:: Directions for this task ::
Would you retype all of these records exactly?
--- START Extracted data ---
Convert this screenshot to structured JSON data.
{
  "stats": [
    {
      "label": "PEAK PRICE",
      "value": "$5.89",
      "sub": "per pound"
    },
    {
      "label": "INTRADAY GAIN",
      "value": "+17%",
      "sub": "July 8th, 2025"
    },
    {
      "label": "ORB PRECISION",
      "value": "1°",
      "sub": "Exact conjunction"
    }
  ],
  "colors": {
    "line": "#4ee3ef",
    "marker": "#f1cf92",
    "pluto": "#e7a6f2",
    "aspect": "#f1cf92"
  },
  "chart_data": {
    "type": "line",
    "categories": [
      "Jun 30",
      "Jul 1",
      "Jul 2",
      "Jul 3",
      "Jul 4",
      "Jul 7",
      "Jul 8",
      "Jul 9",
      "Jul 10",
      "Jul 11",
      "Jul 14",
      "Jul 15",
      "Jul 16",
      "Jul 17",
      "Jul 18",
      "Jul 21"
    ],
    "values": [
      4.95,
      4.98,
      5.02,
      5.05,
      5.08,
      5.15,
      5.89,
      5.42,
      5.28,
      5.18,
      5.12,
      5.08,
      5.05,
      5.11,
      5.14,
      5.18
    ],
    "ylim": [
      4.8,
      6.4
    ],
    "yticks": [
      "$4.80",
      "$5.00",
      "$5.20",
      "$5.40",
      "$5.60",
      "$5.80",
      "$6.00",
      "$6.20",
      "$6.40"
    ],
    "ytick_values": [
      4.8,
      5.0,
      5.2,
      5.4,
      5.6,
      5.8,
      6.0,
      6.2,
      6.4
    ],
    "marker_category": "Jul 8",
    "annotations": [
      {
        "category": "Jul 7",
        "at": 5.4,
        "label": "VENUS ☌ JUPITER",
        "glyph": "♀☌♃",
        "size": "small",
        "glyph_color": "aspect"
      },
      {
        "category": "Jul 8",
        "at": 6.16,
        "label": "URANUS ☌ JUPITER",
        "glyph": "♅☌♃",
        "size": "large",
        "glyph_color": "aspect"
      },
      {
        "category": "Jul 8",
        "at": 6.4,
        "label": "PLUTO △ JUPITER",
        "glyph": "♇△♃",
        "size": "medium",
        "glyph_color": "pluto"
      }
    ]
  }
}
--- END Extracted data ---
:: Reply to the exercise ::
Convert this screenshot to structured JSON data.
{
  "stats": [
    {
      "label": "PEAK PRICE",
      "value": "$5.89",
      "sub": "per pound"
    },
    {
      "label": "INTRADAY GAIN",
      "value": "+17%",
      "sub": "July 8th, 2025"
    },
    {
      "label": "ORB PRECISION",
      "value": "1°",
      "sub": "Exact conjunction"
    }
  ],
  "colors": {
    "line": "#4ee3ef",
    "marker": "#f1cf92",
    "pluto": "#e7a6f2",
    "aspect": "#f1cf92"
  },
  "chart_data": {
    "type": "line",
    "categories": [
      "Jun 30",
      "Jul 1",
      "Jul 2",
      "Jul 3",
      "Jul 4",
      "Jul 7",
      "Jul 8",
      "Jul 9",
      "Jul 10",
      "Jul 11",
      "Jul 14",
      "Jul 15",
      "Jul 16",
      "Jul 17",
      "Jul 18",
      "Jul 21"
    ],
    "values": [
      4.95,
      4.98,
      5.02,
      5.05,
      5.08,
      5.15,
      5.89,
      5.42,
      5.28,
      5.18,
      5.12,
      5.08,
      5.05,
      5.11,
      5.14,
      5.18
    ],
    "ylim": [
      4.8,
      6.4
    ],
    "yticks": [
      "$4.80",
      "$5.00",
      "$5.20",
      "$5.40",
      "$5.60",
      "$5.80",
      "$6.00",
      "$6.20",
      "$6.40"
    ],
    "ytick_values": [
      4.8,
      5.0,
      5.2,
      5.4,
      5.6,
      5.8,
      6.0,
      6.2,
      6.4
    ],
    "marker_category": "Jul 8",
    "annotations": [
      {
        "category": "Jul 7",
        "at": 5.4,
        "label": "VENUS ☌ JUPITER",
        "glyph": "♀☌♃",
        "size": "small",
        "glyph_color": "aspect"
      },
      {
        "category": "Jul 8",
        "at": 6.16,
        "label": "URANUS ☌ JUPITER",
        "glyph": "♅☌♃",
        "size": "large",
        "glyph_color": "aspect"
      },
      {
        "category": "Jul 8",
        "at": 6.4,
        "label": "PLUTO △ JUPITER",
        "glyph": "♇△♃",
        "size": "medium",
        "glyph_color": "pluto"
      }
    ]
  }
}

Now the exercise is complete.